__Brief 1__. Locate every line in the listing that contains the string "footer", and copy each of those lines. Case counts.
:: Selection ::
What ‘Umar meant is that these Jewish and Christian wives, because of their beauty, temptation, persuasion, nice words, like an intoxicant, you could lose your sound judgment, and forget the time for prayer and other religious obligations. It is said, لَوْ لًَا النِّسَاءُ لَعُبِدَ اللهُ حَقٍّا حَقًّاif it were not for women, Allah would have been worshiped very truly.” Some people “worship” women because of their beauty.  Here lies the danger of “Love at first sight” for people who cannot control their emotion.        
H.udhayfah repeated the same question, and ‘Umar repeated the same answer. Finally he said to ‘Umar: “I know that it is ‘intoxicant’, but she is h.alāl for me.” However, eventually, he divorced her. When he was asked whether he did so because of his obeying ‘Umar, he said: “I do not like people seeing me doing what I should not do.”
In another report ‘Umar sent a letter to H.udhayfah asking him to divorce he wife, so that the Muslims would not follow his example and marry beautiful Jewish and Christian women rather than Muslim women. In fact, this mixed-marriage is harmful to the Muslims. Unless a Muslim has become so attracted, so attached, to this kind of woman that he “can no longer live without her”, like what we used to hear “love is blind”, that “she has blinded his mind”, then he is allowed to marry her with the consequence that he might eventually lose his faith in Islam.
:::
__Brief 2__. In the passage on marrying Jewish and Christian women, substitute "interfaith marriage" for "mixed-marriage" and write out the portion starting at "In another report" and ending at "faith in Islam.".
:: Supplied information ::
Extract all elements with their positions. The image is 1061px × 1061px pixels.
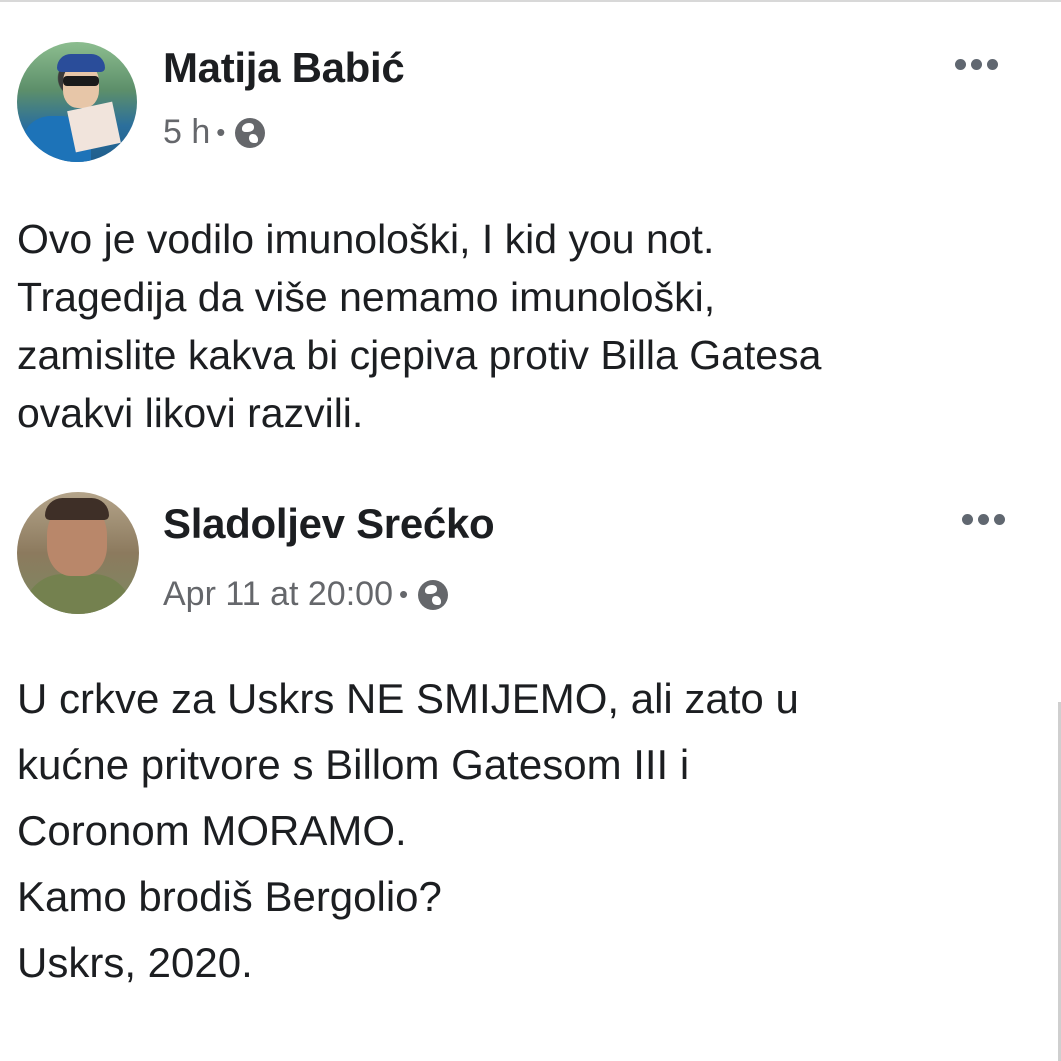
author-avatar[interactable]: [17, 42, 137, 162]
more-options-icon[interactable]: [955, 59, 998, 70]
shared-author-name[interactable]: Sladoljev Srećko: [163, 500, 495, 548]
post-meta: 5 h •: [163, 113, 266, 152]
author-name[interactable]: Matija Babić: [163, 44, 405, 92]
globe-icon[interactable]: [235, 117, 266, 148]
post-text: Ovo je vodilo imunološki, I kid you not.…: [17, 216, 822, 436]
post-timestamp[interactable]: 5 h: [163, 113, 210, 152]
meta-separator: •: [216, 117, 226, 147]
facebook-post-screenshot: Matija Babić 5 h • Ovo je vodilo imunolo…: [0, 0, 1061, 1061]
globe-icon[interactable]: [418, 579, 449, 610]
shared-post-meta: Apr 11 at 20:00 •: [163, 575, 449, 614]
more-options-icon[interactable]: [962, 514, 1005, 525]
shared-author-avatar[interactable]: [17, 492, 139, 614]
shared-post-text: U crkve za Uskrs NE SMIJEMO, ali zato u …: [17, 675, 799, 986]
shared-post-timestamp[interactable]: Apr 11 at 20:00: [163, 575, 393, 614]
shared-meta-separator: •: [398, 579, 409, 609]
:::
:: Supplied information ::
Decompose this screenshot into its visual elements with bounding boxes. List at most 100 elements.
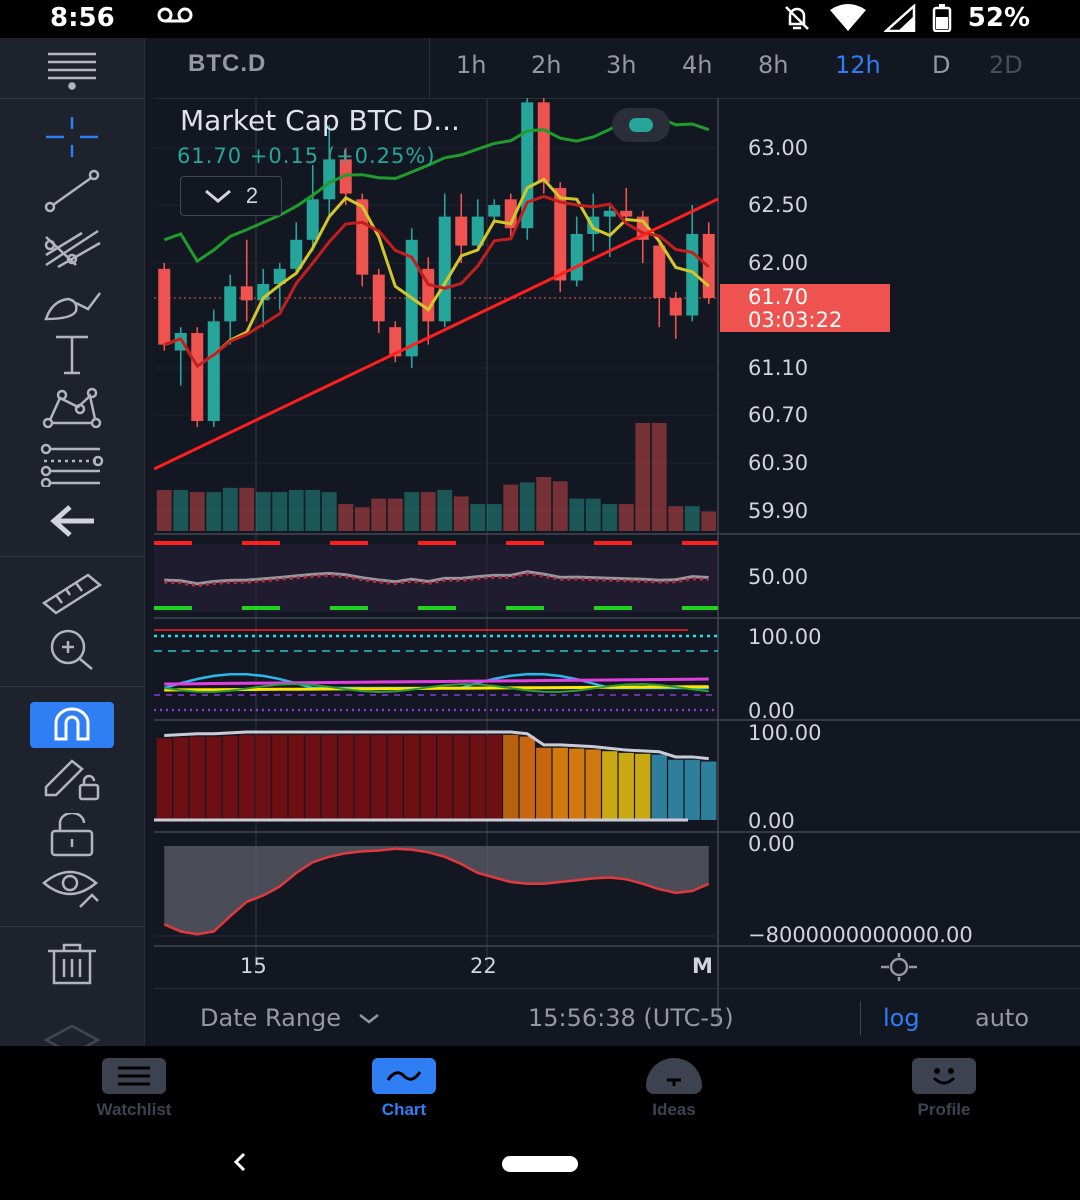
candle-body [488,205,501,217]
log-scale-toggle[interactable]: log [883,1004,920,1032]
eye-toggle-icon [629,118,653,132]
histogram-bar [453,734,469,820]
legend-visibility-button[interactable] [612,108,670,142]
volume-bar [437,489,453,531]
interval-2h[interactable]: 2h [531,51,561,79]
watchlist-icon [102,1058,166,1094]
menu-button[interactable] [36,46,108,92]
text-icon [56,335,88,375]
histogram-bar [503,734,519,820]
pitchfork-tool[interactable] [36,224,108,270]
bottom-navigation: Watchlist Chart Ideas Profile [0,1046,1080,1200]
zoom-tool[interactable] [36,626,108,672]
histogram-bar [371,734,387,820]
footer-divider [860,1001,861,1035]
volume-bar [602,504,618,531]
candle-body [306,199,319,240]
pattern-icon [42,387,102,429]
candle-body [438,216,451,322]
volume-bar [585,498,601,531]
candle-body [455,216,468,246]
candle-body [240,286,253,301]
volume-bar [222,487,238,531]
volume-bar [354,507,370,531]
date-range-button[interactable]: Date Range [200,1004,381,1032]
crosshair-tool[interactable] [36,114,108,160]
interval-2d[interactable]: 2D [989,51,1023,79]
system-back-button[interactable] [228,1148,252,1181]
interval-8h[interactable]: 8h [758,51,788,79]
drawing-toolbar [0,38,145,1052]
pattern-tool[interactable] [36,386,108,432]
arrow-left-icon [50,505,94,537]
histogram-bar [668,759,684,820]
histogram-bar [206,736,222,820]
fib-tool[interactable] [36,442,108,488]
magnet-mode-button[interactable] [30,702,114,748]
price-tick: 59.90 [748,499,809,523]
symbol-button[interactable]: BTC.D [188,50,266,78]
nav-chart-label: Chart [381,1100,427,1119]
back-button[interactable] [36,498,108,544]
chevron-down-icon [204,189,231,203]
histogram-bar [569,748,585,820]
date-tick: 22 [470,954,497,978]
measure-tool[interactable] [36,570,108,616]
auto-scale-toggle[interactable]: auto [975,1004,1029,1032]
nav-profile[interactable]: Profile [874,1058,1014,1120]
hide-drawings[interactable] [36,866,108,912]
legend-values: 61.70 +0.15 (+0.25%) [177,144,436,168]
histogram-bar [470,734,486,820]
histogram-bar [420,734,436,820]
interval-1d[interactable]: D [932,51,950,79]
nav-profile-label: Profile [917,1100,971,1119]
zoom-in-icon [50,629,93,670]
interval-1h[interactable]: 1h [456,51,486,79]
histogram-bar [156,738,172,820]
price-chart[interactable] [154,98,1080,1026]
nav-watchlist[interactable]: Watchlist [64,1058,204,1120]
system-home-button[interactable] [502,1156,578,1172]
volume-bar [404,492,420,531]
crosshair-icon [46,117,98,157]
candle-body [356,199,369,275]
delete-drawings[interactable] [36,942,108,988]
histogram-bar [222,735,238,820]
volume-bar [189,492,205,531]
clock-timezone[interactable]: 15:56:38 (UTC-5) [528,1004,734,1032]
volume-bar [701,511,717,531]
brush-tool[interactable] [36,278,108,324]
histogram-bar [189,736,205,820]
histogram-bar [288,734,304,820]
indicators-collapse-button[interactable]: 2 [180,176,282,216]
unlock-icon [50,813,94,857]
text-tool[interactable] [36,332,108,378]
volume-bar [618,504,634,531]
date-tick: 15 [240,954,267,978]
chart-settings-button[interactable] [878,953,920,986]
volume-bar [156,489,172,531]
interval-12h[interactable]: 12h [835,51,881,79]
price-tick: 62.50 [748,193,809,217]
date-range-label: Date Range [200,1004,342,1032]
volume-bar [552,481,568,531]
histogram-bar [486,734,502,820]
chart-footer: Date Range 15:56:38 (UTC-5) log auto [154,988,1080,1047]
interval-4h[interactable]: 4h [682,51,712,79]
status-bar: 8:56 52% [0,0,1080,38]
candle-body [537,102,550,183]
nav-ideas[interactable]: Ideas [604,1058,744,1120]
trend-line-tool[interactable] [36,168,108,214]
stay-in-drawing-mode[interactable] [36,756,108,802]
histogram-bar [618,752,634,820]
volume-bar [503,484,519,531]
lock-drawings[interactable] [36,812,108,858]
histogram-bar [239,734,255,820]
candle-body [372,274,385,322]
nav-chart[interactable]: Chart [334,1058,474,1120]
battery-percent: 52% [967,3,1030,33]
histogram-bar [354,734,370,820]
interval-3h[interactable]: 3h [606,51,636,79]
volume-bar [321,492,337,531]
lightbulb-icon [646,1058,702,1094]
:::
:: Supplied information ::
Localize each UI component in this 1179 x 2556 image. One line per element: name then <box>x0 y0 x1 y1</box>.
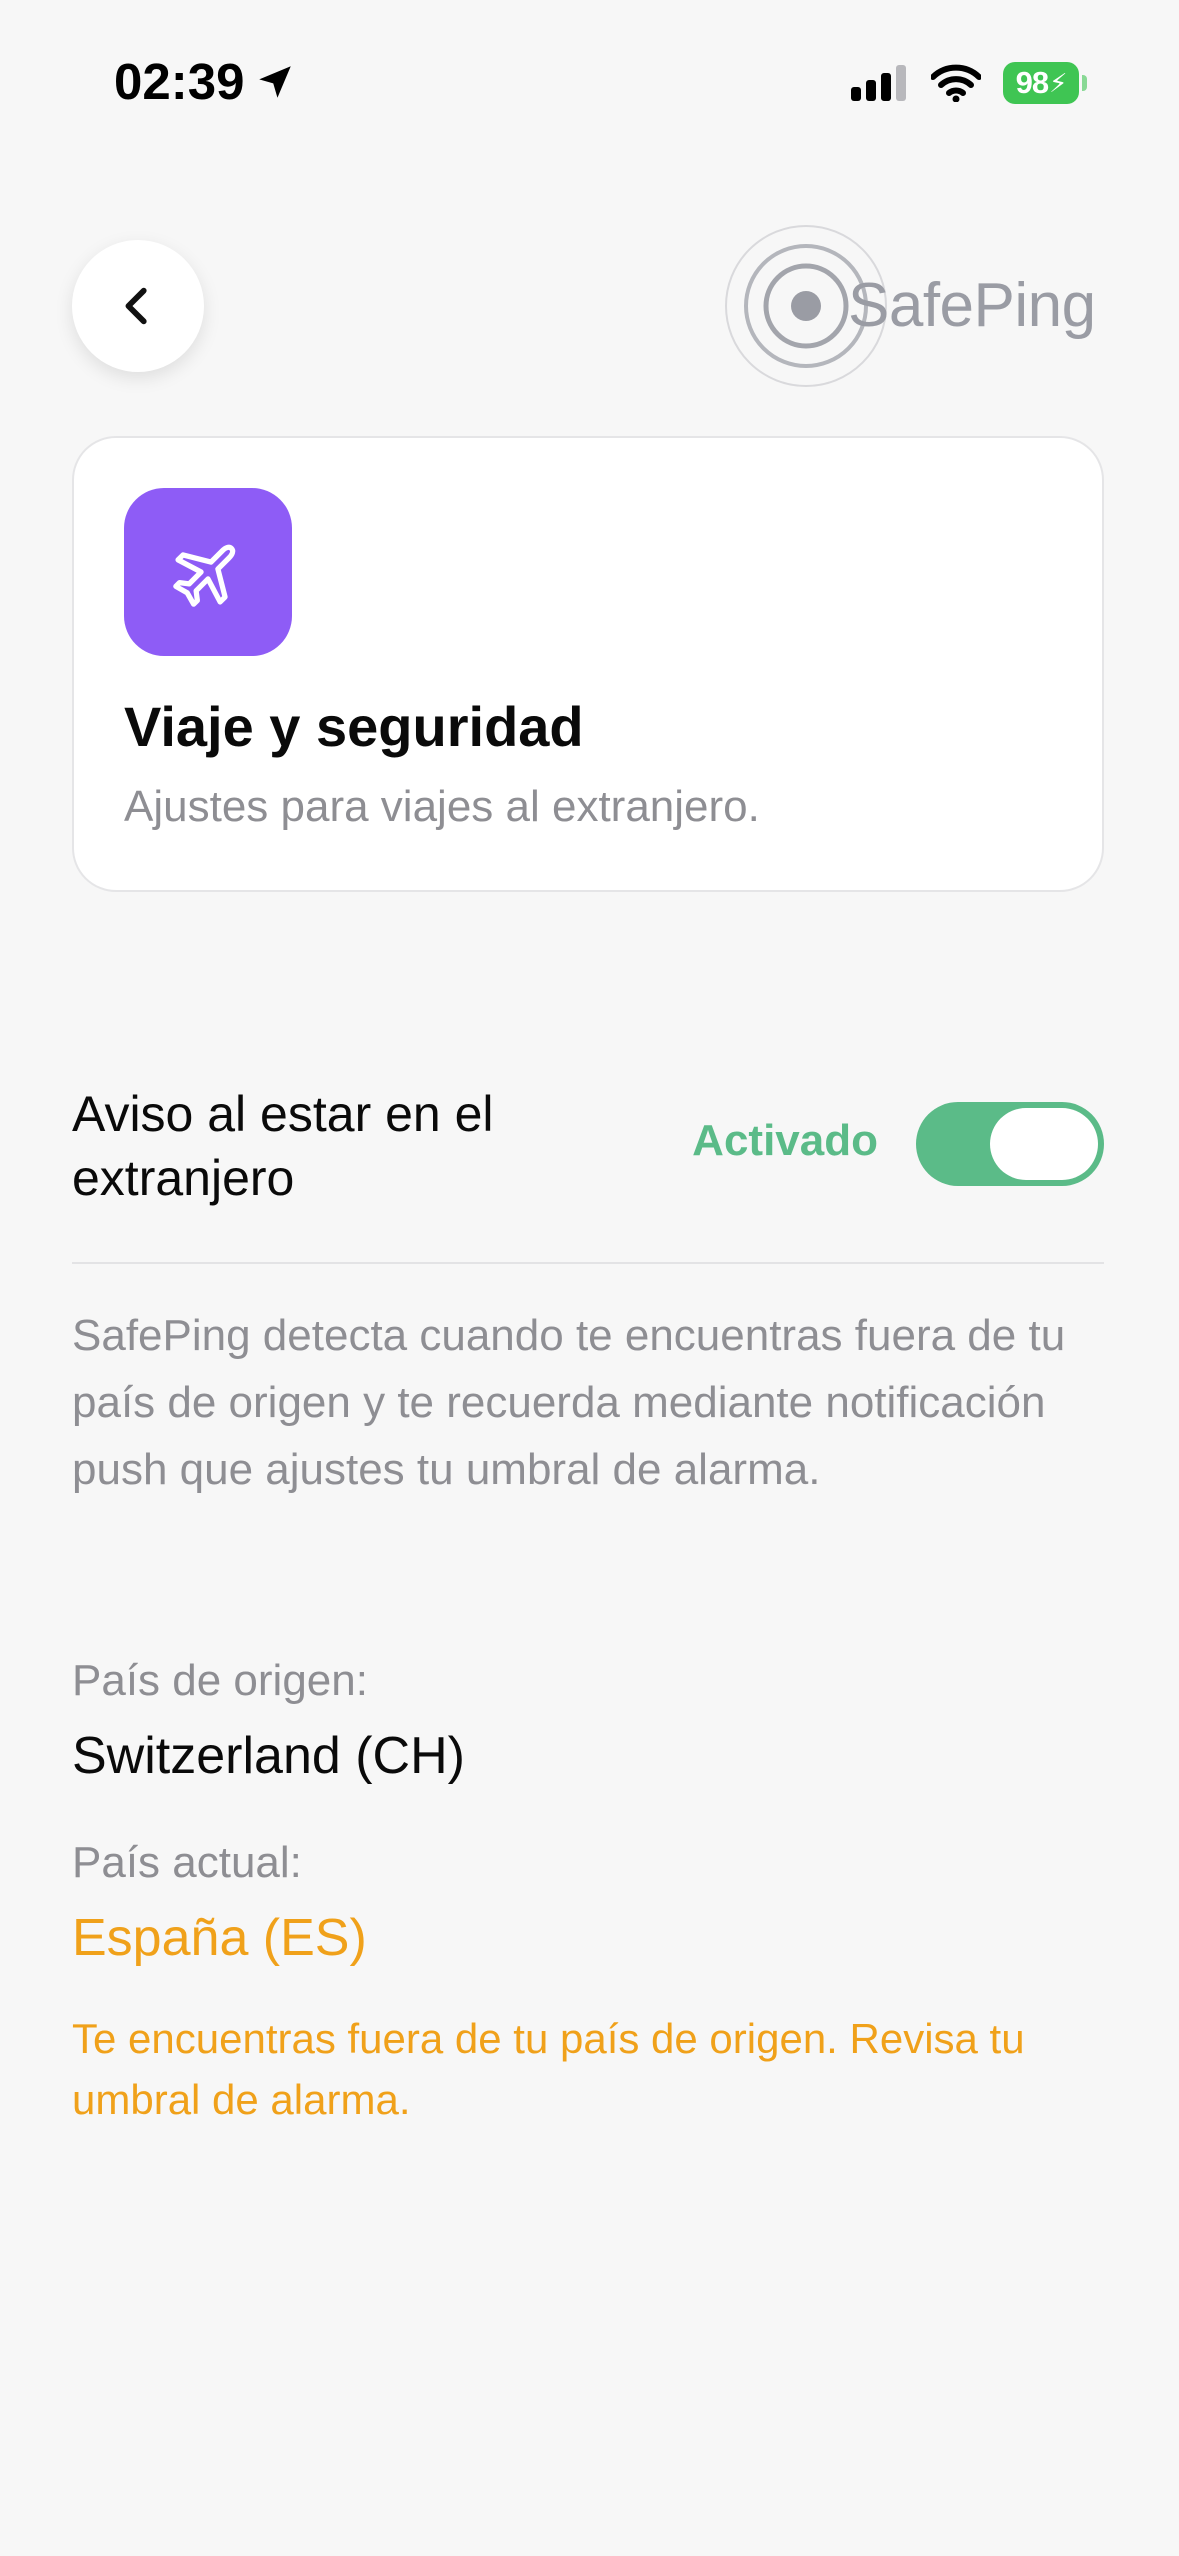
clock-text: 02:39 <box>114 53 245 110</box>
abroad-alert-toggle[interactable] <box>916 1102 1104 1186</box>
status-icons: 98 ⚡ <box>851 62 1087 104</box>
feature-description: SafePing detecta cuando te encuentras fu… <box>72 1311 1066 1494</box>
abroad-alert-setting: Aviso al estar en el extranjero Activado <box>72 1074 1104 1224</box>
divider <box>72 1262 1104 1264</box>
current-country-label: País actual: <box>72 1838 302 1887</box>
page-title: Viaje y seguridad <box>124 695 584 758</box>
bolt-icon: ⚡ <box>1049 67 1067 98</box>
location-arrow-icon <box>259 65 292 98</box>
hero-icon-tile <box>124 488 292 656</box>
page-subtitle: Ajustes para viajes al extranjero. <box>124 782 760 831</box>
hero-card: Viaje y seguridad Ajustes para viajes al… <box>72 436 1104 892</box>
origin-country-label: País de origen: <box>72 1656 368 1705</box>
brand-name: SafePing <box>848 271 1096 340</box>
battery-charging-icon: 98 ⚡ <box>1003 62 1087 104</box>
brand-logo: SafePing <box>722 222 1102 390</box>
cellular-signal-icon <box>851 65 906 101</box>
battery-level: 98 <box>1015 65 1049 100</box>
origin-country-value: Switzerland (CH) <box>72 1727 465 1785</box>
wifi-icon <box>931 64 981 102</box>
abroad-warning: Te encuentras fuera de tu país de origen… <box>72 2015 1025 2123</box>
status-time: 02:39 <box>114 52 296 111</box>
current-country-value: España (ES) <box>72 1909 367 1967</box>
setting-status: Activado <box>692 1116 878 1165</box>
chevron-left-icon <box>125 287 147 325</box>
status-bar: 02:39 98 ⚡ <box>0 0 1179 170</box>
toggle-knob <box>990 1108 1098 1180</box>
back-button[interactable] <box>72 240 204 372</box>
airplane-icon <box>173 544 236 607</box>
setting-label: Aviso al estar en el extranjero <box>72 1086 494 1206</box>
:::
__Problem solution 1__.
footer-divider [860,1001,861,1035]
chart-footer: Date Range 15:56:38 (UTC-5) log auto [154,988,1080,1047]

__Problem solution 2__.
In another report ‘Umar sent a letter to H.udhayfah asking him to divorce he wife, so that the Muslims would not follow his example and marry beautiful Jewish and Christian women rather than Muslim women. In fact, this interfaith marriage is harmful to the Muslims. Unless a Muslim has become so attracted, so attached, to this kind of woman that he “can no longer live without her”, like what we used to hear “love is blind”, that “she has blinded his mind”, then he is allowed to marry her with the consequence that he might eventually lose his faith in Islam.